## Problem requirements:
Where the data below has the string "Accessibility", return the whole line.

## Dataset records:
══════
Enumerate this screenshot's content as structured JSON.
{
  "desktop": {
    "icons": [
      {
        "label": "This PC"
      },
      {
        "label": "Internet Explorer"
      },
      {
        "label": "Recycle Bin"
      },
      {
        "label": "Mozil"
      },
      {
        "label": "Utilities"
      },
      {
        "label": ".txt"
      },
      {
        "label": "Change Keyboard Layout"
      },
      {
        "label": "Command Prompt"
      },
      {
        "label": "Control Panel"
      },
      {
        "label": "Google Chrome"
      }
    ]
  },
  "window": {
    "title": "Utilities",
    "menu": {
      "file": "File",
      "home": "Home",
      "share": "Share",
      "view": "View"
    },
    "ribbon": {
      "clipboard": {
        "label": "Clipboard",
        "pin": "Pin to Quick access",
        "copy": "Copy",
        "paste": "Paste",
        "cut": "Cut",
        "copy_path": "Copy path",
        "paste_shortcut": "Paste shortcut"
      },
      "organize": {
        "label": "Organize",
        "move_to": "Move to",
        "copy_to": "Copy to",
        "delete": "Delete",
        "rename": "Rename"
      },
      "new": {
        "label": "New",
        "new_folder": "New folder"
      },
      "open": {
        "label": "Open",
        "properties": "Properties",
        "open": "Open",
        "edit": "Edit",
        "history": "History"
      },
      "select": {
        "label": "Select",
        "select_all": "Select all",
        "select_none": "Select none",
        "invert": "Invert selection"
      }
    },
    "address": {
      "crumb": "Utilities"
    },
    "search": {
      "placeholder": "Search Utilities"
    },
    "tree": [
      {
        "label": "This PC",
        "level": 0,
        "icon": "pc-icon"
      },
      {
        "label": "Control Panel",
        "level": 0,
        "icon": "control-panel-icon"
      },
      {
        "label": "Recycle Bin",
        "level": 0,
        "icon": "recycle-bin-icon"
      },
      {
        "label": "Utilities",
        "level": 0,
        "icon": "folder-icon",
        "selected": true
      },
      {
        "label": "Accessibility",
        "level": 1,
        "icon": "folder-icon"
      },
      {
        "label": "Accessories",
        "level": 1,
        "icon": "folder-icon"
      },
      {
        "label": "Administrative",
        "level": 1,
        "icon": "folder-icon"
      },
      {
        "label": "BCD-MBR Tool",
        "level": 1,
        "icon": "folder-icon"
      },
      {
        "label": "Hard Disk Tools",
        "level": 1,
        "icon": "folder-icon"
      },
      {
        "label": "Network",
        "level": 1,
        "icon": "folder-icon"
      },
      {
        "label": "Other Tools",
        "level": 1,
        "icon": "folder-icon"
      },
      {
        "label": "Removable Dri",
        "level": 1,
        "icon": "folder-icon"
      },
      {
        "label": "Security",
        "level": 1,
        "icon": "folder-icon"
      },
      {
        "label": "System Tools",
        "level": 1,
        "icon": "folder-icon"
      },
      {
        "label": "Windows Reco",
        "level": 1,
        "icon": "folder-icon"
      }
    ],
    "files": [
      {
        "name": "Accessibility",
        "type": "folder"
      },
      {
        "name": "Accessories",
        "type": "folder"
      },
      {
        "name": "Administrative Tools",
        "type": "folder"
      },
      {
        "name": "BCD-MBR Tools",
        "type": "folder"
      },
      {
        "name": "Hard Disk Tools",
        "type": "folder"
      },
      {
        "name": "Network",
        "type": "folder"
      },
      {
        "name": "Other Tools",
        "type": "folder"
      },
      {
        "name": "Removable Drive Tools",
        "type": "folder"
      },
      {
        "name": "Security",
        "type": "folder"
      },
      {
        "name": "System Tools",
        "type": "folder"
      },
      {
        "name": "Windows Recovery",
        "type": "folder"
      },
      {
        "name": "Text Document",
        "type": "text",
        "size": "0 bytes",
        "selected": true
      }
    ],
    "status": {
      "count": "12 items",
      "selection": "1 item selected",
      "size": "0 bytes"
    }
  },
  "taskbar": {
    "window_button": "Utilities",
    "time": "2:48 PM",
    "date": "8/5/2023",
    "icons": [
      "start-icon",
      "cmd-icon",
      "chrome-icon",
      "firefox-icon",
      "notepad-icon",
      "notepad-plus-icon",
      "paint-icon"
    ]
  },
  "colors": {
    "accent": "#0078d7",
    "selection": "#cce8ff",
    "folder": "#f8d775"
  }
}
══════
## Result for this exercise:
        "label": "Accessibility",
        "name": "Accessibility",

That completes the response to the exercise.